Reproduce the material in full, exactly as written.

BEGIN Provided records

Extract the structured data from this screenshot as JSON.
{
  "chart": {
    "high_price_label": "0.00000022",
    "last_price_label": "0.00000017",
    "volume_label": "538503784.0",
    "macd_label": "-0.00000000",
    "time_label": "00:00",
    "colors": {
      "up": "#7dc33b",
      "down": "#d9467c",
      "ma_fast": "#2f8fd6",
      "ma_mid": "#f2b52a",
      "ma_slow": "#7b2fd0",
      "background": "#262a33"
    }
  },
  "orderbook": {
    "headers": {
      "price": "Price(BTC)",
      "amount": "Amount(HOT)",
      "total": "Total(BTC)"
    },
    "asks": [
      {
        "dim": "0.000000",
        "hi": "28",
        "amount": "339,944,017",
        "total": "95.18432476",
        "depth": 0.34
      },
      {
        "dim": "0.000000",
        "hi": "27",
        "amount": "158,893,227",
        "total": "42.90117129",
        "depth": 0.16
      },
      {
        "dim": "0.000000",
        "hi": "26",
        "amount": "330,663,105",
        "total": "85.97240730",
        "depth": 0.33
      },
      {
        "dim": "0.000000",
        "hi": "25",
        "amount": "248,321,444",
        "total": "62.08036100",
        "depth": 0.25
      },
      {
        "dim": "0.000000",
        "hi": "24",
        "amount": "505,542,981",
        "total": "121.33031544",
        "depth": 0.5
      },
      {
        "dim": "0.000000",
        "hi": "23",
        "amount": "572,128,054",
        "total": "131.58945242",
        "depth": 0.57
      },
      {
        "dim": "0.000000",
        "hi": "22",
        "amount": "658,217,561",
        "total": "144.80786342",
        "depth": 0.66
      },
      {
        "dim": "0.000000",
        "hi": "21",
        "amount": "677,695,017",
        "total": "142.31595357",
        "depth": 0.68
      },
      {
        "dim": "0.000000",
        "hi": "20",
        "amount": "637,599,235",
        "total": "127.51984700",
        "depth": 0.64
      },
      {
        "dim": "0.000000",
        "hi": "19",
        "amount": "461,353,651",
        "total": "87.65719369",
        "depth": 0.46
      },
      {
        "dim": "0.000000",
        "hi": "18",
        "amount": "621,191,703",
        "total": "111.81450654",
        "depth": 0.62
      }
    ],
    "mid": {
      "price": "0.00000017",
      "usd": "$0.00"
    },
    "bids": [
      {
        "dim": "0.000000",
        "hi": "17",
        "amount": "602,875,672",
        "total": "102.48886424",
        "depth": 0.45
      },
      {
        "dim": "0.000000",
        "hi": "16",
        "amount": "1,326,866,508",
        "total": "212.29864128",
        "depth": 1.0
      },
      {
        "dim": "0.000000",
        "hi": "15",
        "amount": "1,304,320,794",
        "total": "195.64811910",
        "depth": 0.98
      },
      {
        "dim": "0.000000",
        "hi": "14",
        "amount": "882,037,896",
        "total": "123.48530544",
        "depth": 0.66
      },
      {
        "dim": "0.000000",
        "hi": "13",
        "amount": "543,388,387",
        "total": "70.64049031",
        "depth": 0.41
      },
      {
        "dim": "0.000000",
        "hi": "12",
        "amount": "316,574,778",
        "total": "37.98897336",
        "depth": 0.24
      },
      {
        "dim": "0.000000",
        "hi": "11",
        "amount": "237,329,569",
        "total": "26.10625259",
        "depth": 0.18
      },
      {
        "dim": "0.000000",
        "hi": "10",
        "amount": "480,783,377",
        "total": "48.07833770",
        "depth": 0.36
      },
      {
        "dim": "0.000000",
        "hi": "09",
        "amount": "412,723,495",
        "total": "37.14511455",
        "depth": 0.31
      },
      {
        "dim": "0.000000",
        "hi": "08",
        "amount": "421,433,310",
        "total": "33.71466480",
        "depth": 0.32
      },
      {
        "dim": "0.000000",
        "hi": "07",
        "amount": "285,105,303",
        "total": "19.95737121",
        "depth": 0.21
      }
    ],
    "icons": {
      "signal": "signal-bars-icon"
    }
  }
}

END Provided records

» **Output for this task**
Extract the structured data from this screenshot as JSON.
{
  "chart": {
    "high_price_label": "0.00000022",
    "last_price_label": "0.00000017",
    "volume_label": "538503784.0",
    "macd_label": "-0.00000000",
    "time_label": "00:00",
    "colors": {
      "up": "#7dc33b",
      "down": "#d9467c",
      "ma_fast": "#2f8fd6",
      "ma_mid": "#f2b52a",
      "ma_slow": "#7b2fd0",
      "background": "#262a33"
    }
  },
  "orderbook": {
    "headers": {
      "price": "Price(BTC)",
      "amount": "Amount(HOT)",
      "total": "Total(BTC)"
    },
    "asks": [
      {
        "dim": "0.000000",
        "hi": "28",
        "amount": "339,944,017",
        "total": "95.18432476",
        "depth": 0.34
      },
      {
        "dim": "0.000000",
        "hi": "27",
        "amount": "158,893,227",
        "total": "42.90117129",
        "depth": 0.16
      },
      {
        "dim": "0.000000",
        "hi": "26",
        "amount": "330,663,105",
        "total": "85.97240730",
        "depth": 0.33
      },
      {
        "dim": "0.000000",
        "hi": "25",
        "amount": "248,321,444",
        "total": "62.08036100",
        "depth": 0.25
      },
      {
        "dim": "0.000000",
        "hi": "24",
        "amount": "505,542,981",
        "total": "121.33031544",
        "depth": 0.5
      },
      {
        "dim": "0.000000",
        "hi": "23",
        "amount": "572,128,054",
        "total": "131.58945242",
        "depth": 0.57
      },
      {
        "dim": "0.000000",
        "hi": "22",
        "amount": "658,217,561",
        "total": "144.80786342",
        "depth": 0.66
      },
      {
        "dim": "0.000000",
        "hi": "21",
        "amount": "677,695,017",
        "total": "142.31595357",
        "depth": 0.68
      },
      {
        "dim": "0.000000",
        "hi": "20",
        "amount": "637,599,235",
        "total": "127.51984700",
        "depth": 0.64
      },
      {
        "dim": "0.000000",
        "hi": "19",
        "amount": "461,353,651",
        "total": "87.65719369",
        "depth": 0.46
      },
      {
        "dim": "0.000000",
        "hi": "18",
        "amount": "621,191,703",
        "total": "111.81450654",
        "depth": 0.62
      }
    ],
    "mid": {
      "price": "0.00000017",
      "usd": "$0.00"
    },
    "bids": [
      {
        "dim": "0.000000",
        "hi": "17",
        "amount": "602,875,672",
        "total": "102.48886424",
        "depth": 0.45
      },
      {
        "dim": "0.000000",
        "hi": "16",
        "amount": "1,326,866,508",
        "total": "212.29864128",
        "depth": 1.0
      },
      {
        "dim": "0.000000",
        "hi": "15",
        "amount": "1,304,320,794",
        "total": "195.64811910",
        "depth": 0.98
      },
      {
        "dim": "0.000000",
        "hi": "14",
        "amount": "882,037,896",
        "total": "123.48530544",
        "depth": 0.66
      },
      {
        "dim": "0.000000",
        "hi": "13",
        "amount": "543,388,387",
        "total": "70.64049031",
        "depth": 0.41
      },
      {
        "dim": "0.000000",
        "hi": "12",
        "amount": "316,574,778",
        "total": "37.98897336",
        "depth": 0.24
      },
      {
        "dim": "0.000000",
        "hi": "11",
        "amount": "237,329,569",
        "total": "26.10625259",
        "depth": 0.18
      },
      {
        "dim": "0.000000",
        "hi": "10",
        "amount": "480,783,377",
        "total": "48.07833770",
        "depth": 0.36
      },
      {
        "dim": "0.000000",
        "hi": "09",
        "amount": "412,723,495",
        "total": "37.14511455",
        "depth": 0.31
      },
      {
        "dim": "0.000000",
        "hi": "08",
        "amount": "421,433,310",
        "total": "33.71466480",
        "depth": 0.32
      },
      {
        "dim": "0.000000",
        "hi": "07",
        "amount": "285,105,303",
        "total": "19.95737121",
        "depth": 0.21
      }
    ],
    "icons": {
      "signal": "signal-bars-icon"
    }
  }
}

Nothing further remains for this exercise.